___ Dataset extract

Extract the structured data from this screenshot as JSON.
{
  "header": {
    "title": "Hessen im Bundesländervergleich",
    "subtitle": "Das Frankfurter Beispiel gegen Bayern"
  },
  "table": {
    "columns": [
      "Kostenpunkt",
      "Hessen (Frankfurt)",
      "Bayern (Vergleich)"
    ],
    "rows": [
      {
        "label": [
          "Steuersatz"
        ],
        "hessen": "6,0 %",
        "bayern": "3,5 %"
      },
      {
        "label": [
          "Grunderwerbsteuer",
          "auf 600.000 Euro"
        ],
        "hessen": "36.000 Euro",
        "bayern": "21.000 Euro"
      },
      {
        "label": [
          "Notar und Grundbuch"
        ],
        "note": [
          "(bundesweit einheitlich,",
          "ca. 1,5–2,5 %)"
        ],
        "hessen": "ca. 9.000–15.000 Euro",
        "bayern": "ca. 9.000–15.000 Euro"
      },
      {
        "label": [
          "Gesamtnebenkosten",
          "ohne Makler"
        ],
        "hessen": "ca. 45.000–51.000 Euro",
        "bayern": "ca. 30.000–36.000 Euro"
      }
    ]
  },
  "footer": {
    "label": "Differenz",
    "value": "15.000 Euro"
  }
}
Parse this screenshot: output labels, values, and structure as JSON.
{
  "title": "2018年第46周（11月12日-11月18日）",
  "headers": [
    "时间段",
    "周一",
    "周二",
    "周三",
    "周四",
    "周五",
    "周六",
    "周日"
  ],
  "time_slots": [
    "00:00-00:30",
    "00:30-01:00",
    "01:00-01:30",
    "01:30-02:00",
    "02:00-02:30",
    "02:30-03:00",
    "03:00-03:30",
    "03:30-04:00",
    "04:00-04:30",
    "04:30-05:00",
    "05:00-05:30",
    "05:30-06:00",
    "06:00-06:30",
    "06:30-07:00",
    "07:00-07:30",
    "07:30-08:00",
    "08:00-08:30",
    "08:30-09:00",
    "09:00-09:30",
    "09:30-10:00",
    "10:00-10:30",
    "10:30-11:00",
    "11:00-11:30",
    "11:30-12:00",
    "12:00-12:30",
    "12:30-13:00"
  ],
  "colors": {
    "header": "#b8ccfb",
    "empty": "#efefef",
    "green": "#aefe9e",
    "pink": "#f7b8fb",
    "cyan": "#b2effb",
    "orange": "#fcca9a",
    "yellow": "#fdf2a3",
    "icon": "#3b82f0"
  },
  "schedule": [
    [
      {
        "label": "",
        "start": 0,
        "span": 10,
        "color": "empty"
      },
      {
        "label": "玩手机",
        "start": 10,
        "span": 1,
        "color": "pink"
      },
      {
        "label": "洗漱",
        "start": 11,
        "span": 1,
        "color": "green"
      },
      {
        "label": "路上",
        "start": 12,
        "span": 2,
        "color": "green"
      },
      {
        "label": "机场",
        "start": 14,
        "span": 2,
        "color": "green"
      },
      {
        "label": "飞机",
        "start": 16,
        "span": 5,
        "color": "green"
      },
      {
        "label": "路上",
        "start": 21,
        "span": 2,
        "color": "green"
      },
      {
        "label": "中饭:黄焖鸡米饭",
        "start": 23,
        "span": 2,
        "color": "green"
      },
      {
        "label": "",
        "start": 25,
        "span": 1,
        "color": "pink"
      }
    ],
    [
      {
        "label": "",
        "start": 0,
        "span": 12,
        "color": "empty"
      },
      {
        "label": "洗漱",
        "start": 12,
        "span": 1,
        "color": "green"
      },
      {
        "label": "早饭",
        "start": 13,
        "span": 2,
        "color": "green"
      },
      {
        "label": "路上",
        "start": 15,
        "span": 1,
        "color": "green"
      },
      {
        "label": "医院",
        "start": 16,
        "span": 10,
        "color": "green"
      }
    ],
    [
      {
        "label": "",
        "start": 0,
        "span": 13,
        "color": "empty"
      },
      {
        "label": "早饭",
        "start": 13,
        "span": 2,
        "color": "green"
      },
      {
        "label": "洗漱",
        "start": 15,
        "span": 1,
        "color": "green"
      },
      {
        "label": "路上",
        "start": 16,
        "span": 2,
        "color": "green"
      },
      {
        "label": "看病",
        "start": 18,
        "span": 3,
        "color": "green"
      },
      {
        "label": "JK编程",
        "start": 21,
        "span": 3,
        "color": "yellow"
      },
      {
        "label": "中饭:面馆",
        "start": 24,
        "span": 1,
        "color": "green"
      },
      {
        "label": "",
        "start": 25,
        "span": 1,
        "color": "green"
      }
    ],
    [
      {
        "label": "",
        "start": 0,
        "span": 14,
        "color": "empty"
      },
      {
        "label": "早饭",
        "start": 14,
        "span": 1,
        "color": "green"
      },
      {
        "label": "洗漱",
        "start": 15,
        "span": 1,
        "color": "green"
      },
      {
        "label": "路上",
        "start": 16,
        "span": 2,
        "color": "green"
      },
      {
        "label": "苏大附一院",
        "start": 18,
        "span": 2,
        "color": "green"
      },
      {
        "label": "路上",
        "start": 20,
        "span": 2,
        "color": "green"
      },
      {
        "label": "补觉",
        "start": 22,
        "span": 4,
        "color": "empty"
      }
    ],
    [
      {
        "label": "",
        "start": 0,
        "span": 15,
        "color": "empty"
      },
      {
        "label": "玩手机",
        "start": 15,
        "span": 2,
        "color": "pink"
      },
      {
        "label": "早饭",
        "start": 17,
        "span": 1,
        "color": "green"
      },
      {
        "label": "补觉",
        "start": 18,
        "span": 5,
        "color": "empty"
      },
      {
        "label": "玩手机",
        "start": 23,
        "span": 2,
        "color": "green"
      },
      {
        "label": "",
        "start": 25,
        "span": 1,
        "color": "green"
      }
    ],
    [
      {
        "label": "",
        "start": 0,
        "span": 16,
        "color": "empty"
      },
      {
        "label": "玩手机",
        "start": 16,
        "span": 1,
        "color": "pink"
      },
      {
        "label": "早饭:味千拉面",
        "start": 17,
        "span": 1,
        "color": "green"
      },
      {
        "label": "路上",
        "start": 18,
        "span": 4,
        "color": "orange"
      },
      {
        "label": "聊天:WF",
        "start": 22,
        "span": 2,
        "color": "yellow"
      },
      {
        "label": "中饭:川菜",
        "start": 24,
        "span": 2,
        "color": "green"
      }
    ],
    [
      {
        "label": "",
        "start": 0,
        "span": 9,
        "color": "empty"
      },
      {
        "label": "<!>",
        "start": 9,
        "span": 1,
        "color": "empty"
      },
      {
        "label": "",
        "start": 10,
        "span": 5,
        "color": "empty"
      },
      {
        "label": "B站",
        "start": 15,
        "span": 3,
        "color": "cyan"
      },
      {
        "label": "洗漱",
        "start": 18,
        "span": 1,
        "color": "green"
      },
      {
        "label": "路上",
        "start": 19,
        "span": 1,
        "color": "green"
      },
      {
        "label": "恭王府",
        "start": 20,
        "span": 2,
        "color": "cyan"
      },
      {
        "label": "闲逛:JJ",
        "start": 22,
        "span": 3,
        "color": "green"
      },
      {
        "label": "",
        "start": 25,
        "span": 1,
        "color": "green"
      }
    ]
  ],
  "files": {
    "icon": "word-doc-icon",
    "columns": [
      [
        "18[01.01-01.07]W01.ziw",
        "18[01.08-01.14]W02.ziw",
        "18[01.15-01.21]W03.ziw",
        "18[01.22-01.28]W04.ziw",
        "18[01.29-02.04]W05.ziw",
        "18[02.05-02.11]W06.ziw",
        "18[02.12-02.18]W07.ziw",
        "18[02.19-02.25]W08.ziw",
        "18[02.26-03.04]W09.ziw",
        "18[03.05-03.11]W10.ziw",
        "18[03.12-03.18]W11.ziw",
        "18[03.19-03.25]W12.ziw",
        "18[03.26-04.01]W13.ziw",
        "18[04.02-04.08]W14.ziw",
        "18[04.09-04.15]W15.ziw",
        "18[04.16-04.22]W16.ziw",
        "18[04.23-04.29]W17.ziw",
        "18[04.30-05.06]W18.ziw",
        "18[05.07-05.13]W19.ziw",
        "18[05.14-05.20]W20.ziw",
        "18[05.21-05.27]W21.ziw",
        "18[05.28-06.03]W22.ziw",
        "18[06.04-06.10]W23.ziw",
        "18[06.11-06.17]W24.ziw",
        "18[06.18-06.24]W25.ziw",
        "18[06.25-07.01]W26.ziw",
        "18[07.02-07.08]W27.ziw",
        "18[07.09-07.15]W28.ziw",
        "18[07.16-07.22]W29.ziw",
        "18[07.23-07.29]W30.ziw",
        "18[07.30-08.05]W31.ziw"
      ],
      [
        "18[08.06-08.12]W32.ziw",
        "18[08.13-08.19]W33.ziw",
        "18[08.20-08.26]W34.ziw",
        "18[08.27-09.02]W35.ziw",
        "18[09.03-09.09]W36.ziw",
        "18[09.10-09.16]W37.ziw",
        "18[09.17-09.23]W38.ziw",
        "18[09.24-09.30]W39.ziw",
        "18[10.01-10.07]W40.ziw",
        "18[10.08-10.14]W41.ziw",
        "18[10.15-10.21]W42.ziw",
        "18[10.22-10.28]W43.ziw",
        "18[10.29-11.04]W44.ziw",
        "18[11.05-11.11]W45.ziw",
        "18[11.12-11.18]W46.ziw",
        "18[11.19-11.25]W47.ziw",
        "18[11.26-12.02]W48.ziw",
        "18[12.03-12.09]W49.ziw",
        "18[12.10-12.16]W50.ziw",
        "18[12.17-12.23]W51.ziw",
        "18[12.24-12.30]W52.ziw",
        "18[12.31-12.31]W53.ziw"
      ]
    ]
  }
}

______

Copy every line that contains the string "JSON".

Extract the structured data from this screenshot as JSON.
Parse this screenshot: output labels, values, and structure as JSON.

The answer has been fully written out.